• _What is asked_: Scan the lines below for the string "Master" and copy every one that has it.
╭─ Dataset records
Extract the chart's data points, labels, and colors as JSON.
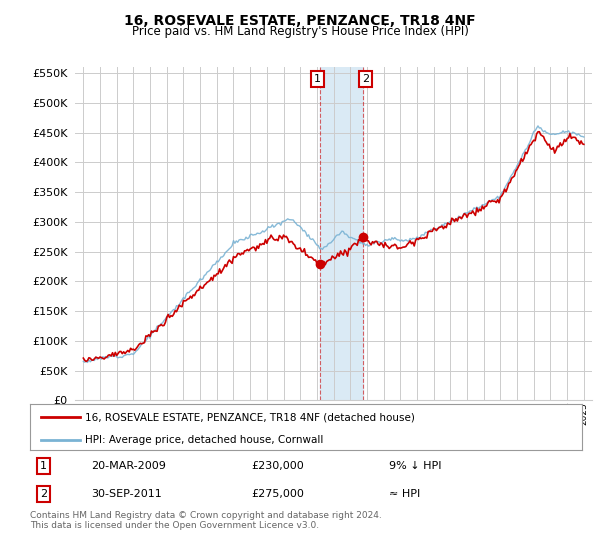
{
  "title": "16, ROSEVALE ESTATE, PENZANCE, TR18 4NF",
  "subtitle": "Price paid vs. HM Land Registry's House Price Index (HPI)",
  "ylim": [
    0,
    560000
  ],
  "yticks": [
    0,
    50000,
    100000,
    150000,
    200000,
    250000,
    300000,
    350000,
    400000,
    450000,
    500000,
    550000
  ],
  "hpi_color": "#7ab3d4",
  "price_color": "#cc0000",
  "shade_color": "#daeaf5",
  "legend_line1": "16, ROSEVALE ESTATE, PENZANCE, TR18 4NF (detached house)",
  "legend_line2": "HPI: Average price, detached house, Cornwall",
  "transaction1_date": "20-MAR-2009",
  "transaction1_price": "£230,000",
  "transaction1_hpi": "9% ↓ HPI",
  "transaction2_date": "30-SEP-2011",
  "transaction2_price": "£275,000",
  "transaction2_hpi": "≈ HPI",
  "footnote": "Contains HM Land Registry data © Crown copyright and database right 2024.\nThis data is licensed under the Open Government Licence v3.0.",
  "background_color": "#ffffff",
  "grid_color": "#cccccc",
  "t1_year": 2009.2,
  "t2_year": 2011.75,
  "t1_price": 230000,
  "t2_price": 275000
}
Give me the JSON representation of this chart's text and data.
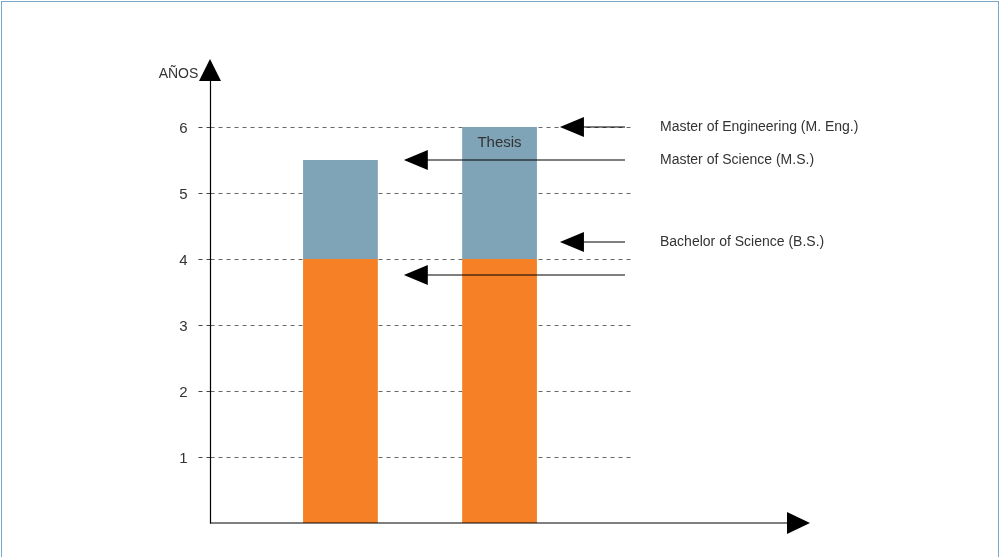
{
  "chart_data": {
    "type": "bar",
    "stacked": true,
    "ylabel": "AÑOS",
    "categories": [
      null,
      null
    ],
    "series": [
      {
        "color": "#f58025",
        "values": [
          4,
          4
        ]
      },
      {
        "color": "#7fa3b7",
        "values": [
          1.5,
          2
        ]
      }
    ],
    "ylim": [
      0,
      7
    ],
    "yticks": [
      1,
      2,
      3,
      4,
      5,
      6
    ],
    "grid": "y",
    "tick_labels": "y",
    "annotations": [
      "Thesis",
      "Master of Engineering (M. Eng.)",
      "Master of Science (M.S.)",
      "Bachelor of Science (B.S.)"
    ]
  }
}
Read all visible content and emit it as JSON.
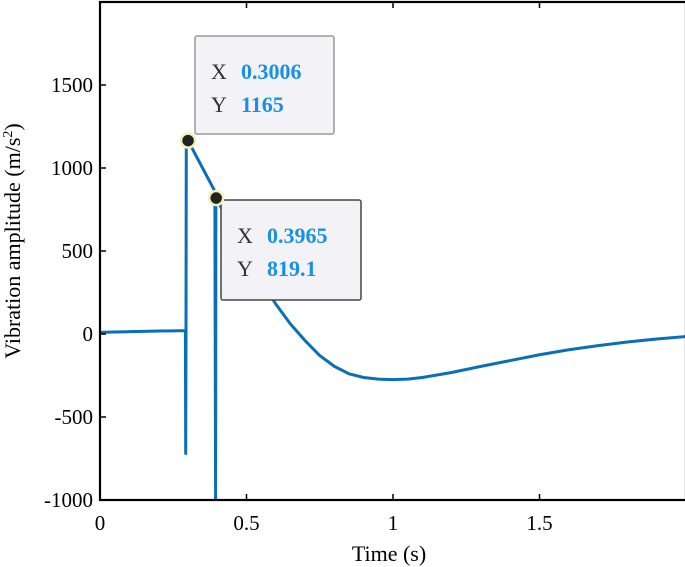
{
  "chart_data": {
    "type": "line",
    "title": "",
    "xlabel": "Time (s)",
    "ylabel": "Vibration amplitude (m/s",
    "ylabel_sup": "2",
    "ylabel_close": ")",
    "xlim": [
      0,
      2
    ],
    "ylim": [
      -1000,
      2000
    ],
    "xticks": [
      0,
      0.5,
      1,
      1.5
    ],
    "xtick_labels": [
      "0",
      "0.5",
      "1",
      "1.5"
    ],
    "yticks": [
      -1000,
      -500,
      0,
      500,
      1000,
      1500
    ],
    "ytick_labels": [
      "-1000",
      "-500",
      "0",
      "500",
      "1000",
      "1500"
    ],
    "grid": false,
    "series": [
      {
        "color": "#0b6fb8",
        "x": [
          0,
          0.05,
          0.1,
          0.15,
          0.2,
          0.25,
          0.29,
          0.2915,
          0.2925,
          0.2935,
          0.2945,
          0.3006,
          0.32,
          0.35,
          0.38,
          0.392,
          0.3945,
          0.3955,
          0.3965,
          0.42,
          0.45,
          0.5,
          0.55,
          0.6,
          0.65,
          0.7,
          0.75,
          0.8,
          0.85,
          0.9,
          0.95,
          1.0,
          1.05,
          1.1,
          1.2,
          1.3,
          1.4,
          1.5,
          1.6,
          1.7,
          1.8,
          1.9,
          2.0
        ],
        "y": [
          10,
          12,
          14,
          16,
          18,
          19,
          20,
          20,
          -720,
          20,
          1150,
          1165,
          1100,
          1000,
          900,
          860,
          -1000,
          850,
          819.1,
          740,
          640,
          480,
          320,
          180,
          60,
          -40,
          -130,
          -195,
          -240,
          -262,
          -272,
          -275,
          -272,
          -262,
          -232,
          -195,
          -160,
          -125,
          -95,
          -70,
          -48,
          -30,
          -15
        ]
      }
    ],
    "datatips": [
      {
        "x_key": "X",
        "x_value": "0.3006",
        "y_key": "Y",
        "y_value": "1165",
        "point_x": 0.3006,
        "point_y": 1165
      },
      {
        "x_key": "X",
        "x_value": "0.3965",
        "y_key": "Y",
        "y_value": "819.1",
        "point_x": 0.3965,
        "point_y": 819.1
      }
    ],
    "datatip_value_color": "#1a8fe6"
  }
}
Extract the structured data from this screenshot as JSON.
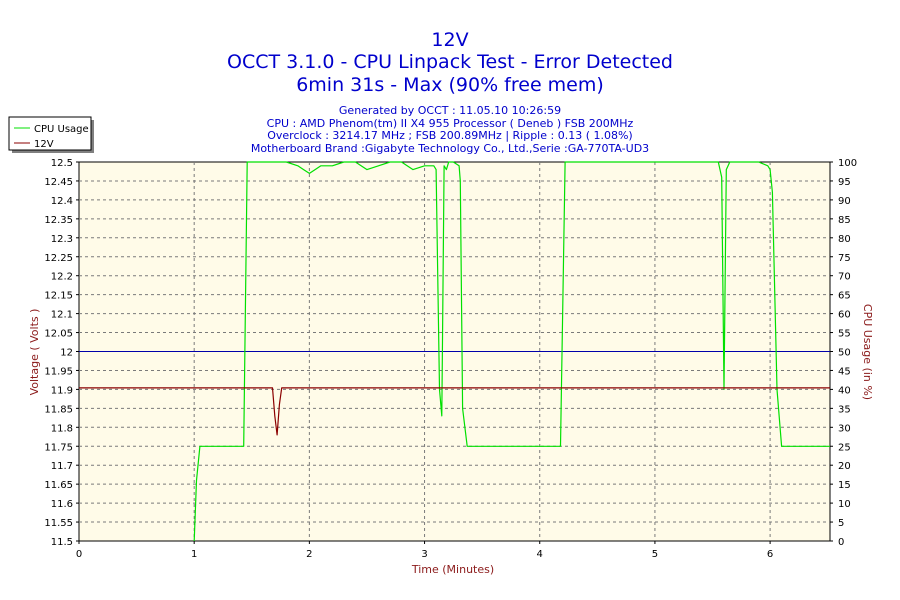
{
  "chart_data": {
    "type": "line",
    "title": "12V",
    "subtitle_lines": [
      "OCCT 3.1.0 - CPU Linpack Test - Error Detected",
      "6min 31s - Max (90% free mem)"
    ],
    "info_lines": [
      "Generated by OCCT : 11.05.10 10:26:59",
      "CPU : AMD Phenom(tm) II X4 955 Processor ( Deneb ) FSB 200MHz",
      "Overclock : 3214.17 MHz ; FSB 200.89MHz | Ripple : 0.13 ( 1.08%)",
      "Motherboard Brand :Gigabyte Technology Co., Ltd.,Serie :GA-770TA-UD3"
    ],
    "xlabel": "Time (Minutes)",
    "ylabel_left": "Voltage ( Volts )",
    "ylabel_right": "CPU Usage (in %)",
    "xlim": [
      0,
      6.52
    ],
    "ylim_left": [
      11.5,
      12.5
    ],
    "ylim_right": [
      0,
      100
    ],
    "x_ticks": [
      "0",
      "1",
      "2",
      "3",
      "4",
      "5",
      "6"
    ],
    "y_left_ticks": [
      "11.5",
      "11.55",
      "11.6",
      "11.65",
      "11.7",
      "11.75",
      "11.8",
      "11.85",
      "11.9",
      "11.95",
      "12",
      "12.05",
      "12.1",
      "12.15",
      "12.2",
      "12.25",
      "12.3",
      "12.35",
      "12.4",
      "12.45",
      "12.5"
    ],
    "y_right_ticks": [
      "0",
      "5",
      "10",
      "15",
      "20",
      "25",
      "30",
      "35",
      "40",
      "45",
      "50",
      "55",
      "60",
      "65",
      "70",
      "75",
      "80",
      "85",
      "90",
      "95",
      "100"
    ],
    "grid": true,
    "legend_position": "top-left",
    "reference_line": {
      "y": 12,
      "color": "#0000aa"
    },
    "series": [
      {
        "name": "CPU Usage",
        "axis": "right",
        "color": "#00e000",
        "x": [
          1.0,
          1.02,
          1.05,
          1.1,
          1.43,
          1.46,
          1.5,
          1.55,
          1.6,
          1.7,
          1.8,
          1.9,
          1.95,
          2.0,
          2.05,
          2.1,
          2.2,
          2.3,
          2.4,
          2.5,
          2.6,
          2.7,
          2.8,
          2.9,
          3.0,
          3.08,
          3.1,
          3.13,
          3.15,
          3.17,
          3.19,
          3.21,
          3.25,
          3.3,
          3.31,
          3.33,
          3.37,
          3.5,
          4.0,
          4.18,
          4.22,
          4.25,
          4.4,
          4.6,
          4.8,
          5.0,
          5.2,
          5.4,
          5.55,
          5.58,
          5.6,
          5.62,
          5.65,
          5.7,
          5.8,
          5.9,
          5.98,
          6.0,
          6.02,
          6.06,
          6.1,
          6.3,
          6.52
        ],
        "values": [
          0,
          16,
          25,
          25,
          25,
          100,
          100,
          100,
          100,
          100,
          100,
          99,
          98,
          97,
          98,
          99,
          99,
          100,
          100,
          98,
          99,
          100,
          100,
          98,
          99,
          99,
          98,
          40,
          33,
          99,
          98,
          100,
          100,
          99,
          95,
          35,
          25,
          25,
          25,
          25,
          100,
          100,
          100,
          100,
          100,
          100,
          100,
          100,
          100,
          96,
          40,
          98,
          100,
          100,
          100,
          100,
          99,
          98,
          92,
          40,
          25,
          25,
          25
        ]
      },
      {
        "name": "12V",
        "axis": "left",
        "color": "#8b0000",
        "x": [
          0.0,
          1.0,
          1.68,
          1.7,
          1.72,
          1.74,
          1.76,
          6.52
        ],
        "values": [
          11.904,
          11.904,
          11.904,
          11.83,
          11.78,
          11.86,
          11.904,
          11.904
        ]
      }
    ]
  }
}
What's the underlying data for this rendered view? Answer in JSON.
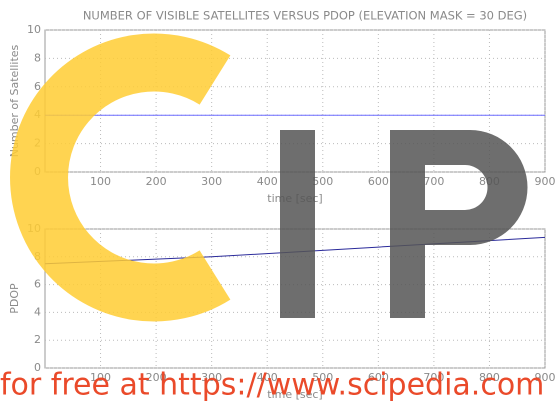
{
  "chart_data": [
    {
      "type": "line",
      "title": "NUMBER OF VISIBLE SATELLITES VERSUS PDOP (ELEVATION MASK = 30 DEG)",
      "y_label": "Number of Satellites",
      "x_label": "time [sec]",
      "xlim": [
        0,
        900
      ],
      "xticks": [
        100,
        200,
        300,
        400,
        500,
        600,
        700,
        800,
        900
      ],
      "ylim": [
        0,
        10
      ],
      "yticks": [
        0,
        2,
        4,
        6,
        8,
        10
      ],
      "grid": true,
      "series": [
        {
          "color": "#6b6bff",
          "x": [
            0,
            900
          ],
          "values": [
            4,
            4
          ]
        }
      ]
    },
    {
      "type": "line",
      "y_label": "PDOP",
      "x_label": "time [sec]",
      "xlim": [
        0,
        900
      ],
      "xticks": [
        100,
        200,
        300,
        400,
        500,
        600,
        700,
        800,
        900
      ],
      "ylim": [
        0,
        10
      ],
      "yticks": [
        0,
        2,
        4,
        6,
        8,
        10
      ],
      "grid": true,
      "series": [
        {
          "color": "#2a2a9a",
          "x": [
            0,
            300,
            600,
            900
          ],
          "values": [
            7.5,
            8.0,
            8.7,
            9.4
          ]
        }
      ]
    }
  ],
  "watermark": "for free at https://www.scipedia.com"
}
╰─
• _Answer to this problem_:
      "Master of Engineering (M. Eng.)",
      "Master of Science (M.S.)",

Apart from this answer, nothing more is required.